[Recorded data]
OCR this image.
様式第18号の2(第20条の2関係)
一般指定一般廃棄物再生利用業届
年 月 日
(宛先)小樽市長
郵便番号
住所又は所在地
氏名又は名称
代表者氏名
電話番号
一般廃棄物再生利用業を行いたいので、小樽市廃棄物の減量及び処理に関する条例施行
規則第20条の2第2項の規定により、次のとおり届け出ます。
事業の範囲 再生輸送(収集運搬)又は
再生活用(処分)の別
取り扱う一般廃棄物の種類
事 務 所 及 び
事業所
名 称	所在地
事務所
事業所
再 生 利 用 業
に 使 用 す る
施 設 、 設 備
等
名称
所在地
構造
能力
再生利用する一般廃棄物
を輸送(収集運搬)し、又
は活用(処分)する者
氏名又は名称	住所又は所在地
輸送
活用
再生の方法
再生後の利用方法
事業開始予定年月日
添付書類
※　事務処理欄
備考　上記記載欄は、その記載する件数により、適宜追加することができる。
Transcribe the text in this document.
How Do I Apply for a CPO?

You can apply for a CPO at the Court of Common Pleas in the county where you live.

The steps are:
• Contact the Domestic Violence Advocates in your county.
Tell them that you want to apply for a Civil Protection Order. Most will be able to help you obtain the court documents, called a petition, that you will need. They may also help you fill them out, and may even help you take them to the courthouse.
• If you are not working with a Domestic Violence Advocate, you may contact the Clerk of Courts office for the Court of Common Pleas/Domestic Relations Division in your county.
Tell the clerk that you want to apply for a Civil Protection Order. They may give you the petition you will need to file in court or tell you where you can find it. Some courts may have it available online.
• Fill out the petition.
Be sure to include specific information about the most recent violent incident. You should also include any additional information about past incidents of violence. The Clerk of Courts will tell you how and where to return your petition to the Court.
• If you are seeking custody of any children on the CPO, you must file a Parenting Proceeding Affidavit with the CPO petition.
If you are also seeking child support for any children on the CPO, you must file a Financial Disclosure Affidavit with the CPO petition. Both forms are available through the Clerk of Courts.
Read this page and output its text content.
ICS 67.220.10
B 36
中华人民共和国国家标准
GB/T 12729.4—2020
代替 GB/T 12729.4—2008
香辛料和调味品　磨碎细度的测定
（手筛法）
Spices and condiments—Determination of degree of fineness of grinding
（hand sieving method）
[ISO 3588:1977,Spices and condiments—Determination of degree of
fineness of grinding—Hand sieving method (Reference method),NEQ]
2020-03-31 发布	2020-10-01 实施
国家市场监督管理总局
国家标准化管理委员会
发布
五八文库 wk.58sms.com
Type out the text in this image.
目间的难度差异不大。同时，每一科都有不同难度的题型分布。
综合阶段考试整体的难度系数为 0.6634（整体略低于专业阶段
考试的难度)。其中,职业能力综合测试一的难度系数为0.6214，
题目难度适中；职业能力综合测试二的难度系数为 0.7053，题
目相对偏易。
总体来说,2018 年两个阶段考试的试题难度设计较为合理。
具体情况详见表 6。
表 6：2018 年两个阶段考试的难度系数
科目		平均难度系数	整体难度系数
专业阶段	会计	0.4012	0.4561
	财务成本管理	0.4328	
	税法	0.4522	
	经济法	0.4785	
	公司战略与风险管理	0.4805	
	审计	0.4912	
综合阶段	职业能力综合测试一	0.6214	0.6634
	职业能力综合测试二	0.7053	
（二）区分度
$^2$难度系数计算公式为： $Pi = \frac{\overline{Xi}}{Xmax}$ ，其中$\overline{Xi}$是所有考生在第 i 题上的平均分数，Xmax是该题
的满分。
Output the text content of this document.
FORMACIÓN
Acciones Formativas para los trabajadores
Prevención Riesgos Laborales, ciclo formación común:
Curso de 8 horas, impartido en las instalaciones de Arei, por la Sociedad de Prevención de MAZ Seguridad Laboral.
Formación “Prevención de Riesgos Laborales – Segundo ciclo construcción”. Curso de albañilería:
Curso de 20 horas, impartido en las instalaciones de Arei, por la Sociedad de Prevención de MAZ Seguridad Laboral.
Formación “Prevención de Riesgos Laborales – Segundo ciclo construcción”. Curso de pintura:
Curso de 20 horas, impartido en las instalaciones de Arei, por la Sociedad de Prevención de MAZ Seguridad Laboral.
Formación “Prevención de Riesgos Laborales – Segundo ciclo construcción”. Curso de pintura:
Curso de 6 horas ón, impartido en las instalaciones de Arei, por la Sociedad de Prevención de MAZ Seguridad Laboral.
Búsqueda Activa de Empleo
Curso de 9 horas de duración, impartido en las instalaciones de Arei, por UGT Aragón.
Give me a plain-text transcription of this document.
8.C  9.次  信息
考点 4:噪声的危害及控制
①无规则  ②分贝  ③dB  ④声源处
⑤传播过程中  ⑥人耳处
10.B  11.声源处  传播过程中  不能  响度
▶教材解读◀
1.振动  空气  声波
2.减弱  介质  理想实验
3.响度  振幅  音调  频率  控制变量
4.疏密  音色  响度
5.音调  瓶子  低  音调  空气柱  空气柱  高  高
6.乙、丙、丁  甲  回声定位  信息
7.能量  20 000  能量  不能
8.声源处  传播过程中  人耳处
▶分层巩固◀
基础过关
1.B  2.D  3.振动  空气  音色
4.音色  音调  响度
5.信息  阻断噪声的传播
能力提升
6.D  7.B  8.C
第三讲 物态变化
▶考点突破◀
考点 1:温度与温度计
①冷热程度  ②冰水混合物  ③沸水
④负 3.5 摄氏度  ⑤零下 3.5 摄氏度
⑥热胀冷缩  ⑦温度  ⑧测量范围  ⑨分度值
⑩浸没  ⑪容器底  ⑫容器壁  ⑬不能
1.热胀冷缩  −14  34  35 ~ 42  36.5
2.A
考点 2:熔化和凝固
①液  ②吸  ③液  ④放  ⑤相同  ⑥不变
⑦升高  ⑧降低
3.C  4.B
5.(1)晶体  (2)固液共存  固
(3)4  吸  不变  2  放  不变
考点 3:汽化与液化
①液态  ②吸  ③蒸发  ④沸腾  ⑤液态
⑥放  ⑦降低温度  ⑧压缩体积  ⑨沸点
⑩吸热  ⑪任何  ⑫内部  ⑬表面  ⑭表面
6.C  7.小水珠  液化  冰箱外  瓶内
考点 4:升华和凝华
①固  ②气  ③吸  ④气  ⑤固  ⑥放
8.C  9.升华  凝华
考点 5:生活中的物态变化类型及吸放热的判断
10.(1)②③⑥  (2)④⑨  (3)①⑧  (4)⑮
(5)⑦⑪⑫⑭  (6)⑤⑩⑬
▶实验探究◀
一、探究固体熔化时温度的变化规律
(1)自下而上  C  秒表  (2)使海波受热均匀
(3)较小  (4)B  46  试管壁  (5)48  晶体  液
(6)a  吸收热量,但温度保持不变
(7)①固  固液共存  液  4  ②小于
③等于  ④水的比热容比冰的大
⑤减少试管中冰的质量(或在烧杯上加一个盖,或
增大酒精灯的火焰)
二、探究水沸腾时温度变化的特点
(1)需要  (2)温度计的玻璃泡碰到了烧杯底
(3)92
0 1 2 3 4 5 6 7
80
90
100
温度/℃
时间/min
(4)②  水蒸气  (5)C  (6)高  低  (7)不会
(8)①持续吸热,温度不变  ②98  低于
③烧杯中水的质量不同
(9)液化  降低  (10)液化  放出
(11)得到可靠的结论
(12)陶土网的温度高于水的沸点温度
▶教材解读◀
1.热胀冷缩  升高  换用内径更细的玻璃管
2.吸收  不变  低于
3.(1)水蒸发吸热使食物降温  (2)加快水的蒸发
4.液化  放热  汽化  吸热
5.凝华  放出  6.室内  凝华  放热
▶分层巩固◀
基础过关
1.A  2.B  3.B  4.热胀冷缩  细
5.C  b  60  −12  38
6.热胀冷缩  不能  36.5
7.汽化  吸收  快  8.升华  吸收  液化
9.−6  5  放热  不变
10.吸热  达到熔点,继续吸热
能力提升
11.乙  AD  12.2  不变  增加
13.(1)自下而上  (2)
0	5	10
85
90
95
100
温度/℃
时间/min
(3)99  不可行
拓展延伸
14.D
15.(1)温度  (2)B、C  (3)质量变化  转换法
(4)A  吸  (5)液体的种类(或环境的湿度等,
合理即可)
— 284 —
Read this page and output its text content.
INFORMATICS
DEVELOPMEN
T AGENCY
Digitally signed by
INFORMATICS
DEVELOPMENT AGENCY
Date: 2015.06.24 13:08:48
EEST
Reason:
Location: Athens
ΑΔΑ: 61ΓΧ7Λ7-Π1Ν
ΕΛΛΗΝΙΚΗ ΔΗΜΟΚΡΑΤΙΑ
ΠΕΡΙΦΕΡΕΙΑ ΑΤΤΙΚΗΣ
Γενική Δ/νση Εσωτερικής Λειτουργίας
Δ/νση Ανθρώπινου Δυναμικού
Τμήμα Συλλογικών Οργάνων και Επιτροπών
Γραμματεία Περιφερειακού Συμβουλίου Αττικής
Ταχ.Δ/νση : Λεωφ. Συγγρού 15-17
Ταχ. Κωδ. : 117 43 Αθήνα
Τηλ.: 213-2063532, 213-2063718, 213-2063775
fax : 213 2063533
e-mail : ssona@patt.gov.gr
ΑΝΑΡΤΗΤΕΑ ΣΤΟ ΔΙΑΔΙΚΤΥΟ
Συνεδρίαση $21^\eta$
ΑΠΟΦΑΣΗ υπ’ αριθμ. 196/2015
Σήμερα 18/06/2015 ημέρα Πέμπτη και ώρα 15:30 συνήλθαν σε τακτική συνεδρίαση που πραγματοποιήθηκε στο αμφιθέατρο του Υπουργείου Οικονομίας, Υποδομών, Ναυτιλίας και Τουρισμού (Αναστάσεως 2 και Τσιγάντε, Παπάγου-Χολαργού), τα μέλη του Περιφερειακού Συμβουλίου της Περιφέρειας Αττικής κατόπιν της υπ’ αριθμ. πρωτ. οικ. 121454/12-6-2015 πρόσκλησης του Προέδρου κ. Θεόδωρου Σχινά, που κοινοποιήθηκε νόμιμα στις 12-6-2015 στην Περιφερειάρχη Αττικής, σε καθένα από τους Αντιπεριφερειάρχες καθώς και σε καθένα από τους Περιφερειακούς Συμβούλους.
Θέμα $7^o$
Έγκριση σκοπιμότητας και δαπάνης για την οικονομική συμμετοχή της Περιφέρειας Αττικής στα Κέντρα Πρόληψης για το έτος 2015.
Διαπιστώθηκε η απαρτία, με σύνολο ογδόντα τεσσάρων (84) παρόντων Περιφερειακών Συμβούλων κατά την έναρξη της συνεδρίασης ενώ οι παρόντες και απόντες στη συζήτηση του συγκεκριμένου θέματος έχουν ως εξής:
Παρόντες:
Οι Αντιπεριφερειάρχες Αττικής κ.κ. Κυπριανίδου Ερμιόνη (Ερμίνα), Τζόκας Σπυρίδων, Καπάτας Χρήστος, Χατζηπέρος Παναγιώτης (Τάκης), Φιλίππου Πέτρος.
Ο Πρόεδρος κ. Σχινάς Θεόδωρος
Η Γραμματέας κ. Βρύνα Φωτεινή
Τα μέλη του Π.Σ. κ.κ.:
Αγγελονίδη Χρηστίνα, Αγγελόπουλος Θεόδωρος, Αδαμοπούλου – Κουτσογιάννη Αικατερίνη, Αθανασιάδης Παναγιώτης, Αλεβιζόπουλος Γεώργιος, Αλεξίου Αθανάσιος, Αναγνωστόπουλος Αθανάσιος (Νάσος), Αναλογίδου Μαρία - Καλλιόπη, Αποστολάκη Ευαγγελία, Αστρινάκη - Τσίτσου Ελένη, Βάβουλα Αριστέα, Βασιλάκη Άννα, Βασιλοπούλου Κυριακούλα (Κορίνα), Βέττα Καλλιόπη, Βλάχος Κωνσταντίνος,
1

● **Written instruction**
In the lines above, find each one with "ciclo" and list it.

● **Solution**
Prevención Riesgos Laborales, ciclo formación común:
Formación “Prevención de Riesgos Laborales – Segundo ciclo construcción”. Curso de albañilería:
Formación “Prevención de Riesgos Laborales – Segundo ciclo construcción”. Curso de pintura:
Formación “Prevención de Riesgos Laborales – Segundo ciclo construcción”. Curso de pintura:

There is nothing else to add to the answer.